Xiaodong Wang (, born 1963) is a Chinese biochemist best known for his work with cytochrome c. His laboratory developed an in vitro assay for the activation of the apoptosis related proteinase Caspase-3.  This allowed the biochemical purification of a complex of Cytochrome c, Caspase-9 and the Apoptotic Protease Activating factor-1 (APAF1).  These components are essential for forming a ternary complex called the apoptosome that activates Caspase-3 downstream of the intracellular or mitochondrial pathway of apoptosis.

He was awarded the 2006 Shaw Prize in Life Science and Medicine.

Wang is a member of United States National Academy of Sciences and the Howard Hughes Medical Institute. Currently he is the director of the National Institute of Biological Sciences, Beijing.

Honors & awards
 2020, King Faisal International Prize in Medicine.

····················

▶ _WORK ORDER 1_
List every individual protein named in the passage on Xiaodong Wang.
▶ _WORK ORDER 2_
According to the passage on Xiaodong Wang, which prize did he receive in 2006?

[Document structure recognition data]

····················

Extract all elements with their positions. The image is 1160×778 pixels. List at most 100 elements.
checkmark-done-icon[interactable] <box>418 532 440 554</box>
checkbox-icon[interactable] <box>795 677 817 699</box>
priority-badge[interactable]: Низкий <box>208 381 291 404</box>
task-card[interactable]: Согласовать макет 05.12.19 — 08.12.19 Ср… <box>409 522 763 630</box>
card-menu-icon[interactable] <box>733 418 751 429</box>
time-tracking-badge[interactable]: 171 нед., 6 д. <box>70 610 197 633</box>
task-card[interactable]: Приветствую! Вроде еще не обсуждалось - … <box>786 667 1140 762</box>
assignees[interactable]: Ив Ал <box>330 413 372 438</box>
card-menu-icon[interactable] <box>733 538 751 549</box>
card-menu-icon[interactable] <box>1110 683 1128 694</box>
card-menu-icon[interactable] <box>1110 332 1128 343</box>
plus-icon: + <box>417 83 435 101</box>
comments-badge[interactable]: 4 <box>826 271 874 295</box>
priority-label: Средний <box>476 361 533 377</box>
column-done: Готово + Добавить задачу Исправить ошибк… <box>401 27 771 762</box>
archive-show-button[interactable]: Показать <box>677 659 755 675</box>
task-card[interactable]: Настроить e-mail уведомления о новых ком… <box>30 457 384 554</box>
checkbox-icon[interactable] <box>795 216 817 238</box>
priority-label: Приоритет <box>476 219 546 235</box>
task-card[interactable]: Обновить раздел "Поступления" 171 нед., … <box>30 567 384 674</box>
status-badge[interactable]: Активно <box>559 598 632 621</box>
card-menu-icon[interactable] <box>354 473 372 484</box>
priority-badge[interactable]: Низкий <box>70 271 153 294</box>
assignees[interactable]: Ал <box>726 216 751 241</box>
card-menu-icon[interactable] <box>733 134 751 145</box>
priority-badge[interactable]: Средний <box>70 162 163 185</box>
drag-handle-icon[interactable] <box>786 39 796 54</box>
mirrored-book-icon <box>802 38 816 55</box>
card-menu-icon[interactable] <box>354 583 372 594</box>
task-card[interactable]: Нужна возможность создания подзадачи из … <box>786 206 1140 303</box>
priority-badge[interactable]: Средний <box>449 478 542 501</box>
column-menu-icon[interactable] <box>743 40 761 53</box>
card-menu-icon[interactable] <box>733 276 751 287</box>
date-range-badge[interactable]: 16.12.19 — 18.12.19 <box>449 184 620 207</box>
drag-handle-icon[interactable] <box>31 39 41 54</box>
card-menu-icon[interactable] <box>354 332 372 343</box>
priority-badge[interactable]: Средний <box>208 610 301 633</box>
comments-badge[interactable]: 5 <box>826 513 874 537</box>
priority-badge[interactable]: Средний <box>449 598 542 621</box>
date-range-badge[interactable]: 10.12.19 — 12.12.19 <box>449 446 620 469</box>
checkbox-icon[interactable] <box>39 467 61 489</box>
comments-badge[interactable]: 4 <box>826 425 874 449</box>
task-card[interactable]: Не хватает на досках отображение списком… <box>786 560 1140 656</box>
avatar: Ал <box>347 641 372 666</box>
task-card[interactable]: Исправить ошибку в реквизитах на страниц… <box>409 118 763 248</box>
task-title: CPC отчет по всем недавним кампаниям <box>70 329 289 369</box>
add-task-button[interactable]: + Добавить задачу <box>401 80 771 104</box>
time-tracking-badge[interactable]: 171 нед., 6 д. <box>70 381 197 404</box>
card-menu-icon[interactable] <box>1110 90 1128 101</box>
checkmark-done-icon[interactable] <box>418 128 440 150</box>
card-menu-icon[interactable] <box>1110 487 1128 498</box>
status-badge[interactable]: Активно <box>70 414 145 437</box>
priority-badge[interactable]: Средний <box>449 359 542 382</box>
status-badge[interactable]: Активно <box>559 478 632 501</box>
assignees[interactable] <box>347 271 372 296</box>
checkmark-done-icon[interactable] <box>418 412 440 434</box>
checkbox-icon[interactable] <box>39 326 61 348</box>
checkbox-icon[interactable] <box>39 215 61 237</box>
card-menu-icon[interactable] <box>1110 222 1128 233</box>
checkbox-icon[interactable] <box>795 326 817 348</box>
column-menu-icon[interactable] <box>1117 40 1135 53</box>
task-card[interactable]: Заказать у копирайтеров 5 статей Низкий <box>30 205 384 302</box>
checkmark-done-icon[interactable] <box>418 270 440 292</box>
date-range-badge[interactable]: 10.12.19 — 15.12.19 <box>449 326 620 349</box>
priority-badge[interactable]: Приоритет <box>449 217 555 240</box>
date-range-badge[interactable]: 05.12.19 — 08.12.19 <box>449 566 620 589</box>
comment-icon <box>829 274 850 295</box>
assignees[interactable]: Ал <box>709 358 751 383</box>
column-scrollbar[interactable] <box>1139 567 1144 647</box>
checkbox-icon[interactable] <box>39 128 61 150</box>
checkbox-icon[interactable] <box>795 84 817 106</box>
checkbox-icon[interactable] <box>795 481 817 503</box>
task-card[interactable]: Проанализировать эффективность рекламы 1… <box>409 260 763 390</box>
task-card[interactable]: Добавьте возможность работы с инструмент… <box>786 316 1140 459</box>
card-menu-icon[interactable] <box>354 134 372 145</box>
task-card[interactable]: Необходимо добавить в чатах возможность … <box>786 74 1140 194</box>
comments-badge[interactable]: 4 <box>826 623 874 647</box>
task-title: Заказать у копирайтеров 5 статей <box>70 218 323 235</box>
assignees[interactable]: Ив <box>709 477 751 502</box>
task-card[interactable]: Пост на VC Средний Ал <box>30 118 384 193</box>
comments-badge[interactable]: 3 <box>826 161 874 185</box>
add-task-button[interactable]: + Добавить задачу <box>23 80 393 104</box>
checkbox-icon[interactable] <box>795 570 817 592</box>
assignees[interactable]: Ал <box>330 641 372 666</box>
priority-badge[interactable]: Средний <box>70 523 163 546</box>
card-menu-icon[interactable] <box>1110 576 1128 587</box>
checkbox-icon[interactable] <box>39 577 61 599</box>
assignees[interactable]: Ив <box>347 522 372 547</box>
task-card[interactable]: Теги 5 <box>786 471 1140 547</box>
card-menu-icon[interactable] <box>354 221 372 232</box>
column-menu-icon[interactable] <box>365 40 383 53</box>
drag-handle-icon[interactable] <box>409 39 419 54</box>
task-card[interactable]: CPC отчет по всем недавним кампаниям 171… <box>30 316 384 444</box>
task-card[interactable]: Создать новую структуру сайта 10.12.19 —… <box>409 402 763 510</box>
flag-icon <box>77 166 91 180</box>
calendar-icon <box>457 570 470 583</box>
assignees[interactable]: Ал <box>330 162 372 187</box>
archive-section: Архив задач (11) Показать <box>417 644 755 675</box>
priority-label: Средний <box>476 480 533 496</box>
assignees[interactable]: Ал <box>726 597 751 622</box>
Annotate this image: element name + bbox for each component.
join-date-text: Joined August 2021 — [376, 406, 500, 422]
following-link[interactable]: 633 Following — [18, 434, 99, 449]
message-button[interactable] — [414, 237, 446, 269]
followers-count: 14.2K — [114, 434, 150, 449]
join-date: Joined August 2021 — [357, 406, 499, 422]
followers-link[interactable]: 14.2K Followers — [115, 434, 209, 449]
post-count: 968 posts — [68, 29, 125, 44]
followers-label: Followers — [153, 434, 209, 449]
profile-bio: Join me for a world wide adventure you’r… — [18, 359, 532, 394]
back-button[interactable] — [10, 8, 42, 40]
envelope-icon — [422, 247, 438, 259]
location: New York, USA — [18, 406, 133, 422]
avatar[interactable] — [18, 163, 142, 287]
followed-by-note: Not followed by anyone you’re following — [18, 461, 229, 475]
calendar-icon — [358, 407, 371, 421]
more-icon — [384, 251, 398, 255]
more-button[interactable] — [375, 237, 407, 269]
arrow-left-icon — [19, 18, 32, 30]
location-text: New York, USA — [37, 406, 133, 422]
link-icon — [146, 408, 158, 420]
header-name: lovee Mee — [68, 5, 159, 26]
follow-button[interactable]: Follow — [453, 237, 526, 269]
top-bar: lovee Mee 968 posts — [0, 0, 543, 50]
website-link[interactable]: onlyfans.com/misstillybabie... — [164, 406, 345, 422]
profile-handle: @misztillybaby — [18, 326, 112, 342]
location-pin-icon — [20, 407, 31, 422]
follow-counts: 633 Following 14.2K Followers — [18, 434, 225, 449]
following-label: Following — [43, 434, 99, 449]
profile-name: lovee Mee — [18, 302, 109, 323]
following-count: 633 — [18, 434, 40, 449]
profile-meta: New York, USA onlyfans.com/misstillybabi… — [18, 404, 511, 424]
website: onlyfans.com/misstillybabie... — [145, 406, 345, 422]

····················

▶ _RESULT 1_
Cytochrome c
Caspase-3
Caspase-9
Apoptotic Protease Activating factor-1 (APAF1)

▶ _RESULT 2_
The Shaw Prize in Life Science and Medicine.